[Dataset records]
* Start *

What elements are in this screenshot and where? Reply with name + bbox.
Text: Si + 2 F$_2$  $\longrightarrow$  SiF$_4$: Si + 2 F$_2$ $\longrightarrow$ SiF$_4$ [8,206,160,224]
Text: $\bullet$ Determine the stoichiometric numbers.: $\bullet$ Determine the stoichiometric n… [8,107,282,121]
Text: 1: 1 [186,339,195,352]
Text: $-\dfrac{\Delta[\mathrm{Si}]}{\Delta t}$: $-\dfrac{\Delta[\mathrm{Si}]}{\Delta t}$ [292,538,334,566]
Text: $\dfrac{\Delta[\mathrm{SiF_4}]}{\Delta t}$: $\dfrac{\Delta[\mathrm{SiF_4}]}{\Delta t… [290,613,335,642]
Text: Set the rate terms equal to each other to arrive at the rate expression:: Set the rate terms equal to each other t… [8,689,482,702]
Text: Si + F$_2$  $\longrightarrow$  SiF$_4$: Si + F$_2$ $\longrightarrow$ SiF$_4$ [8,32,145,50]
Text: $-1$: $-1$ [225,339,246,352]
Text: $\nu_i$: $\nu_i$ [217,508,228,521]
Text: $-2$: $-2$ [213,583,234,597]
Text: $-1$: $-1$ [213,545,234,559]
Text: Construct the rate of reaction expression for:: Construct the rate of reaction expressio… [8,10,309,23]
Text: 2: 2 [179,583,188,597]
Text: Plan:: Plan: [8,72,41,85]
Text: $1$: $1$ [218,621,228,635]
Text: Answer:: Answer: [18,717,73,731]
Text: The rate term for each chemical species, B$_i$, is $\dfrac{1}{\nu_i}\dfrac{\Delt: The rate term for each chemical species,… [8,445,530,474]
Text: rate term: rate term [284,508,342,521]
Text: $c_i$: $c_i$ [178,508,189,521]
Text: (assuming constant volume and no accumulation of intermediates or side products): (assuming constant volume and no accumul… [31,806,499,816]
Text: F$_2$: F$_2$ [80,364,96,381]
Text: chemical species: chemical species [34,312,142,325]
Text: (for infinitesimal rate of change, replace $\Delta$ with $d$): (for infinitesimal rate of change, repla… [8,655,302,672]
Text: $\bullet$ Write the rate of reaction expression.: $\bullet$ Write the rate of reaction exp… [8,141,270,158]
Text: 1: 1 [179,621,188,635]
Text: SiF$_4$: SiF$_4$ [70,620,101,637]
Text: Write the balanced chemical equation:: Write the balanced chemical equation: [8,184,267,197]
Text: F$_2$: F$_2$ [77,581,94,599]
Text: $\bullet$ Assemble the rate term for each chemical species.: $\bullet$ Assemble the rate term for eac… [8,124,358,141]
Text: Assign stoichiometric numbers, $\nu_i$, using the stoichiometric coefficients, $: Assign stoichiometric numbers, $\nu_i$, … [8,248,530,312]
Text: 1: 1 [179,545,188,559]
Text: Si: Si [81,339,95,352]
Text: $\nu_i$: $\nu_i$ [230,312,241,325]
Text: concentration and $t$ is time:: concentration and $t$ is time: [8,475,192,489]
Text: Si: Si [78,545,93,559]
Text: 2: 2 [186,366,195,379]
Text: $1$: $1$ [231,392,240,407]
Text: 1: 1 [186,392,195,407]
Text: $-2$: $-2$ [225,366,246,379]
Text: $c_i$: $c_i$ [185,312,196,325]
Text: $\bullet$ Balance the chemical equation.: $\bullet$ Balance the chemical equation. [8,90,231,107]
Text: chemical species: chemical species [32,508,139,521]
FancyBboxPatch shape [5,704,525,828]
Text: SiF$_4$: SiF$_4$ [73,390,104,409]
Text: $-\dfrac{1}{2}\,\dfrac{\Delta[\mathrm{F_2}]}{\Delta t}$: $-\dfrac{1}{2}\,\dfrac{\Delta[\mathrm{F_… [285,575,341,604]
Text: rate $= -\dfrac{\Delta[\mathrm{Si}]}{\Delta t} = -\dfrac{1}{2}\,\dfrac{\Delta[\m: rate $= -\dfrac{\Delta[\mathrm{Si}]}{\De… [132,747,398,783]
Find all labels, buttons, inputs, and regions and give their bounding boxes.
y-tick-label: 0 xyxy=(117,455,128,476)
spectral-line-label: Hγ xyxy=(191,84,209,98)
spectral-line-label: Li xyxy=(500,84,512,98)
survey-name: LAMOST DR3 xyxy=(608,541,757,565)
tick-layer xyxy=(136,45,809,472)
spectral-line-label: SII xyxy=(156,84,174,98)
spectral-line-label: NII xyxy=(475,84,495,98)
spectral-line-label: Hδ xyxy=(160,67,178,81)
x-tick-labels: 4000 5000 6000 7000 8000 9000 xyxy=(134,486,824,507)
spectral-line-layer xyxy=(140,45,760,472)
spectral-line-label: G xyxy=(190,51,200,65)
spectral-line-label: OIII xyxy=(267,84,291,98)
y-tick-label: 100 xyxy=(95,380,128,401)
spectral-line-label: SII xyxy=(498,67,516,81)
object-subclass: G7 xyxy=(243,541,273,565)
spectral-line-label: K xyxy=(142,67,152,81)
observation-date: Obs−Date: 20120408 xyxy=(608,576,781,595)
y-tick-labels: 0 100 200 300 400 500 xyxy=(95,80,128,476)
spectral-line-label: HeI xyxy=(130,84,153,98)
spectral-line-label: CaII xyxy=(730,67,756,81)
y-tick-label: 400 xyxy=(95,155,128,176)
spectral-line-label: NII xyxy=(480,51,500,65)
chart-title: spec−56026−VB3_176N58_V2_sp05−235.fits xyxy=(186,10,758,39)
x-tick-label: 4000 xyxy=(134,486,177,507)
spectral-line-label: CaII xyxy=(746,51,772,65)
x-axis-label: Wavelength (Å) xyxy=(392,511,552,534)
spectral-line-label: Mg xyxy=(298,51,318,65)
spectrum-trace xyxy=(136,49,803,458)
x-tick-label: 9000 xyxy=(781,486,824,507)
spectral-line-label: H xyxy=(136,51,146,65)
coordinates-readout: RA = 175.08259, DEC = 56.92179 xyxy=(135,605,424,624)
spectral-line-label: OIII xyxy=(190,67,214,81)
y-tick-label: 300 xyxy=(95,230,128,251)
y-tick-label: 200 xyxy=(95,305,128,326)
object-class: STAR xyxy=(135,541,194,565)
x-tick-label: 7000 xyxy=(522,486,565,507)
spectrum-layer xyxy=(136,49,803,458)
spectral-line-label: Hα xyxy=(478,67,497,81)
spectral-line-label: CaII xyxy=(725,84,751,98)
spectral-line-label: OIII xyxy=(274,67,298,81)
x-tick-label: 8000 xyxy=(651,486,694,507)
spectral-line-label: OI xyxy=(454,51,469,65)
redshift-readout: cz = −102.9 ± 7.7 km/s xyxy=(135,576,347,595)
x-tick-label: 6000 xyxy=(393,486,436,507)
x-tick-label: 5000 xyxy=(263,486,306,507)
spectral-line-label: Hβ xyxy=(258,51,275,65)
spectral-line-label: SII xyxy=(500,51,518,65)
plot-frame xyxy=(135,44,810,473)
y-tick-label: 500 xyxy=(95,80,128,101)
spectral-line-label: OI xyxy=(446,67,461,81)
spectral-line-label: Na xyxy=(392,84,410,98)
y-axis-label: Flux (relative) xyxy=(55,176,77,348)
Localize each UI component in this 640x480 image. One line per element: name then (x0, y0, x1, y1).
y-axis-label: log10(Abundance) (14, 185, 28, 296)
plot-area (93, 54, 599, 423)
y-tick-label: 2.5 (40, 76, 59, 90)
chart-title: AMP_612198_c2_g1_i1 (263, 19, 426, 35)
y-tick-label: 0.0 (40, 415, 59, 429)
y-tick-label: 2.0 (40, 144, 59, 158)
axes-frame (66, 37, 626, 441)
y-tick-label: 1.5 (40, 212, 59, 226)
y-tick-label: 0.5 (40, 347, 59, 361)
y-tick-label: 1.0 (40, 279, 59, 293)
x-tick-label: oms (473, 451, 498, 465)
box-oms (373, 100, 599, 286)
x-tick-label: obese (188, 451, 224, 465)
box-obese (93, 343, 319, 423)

* End *

* Given instruction *
Repeat the lines from the start of the records up to and including the line with "Text: $-1$: $-1$ [213,545,234,559]".

* Response *
What elements are in this screenshot and where? Reply with name + bbox.
Text: Si + 2 F$_2$  $\longrightarrow$  SiF$_4$: Si + 2 F$_2$ $\longrightarrow$ SiF$_4$ [8,206,160,224]
Text: $\bullet$ Determine the stoichiometric numbers.: $\bullet$ Determine the stoichiometric n… [8,107,282,121]
Text: 1: 1 [186,339,195,352]
Text: $-\dfrac{\Delta[\mathrm{Si}]}{\Delta t}$: $-\dfrac{\Delta[\mathrm{Si}]}{\Delta t}$ [292,538,334,566]
Text: $\dfrac{\Delta[\mathrm{SiF_4}]}{\Delta t}$: $\dfrac{\Delta[\mathrm{SiF_4}]}{\Delta t… [290,613,335,642]
Text: Set the rate terms equal to each other to arrive at the rate expression:: Set the rate terms equal to each other t… [8,689,482,702]
Text: Si + F$_2$  $\longrightarrow$  SiF$_4$: Si + F$_2$ $\longrightarrow$ SiF$_4$ [8,32,145,50]
Text: $-1$: $-1$ [225,339,246,352]
Text: $\nu_i$: $\nu_i$ [217,508,228,521]
Text: $-2$: $-2$ [213,583,234,597]
Text: $-1$: $-1$ [213,545,234,559]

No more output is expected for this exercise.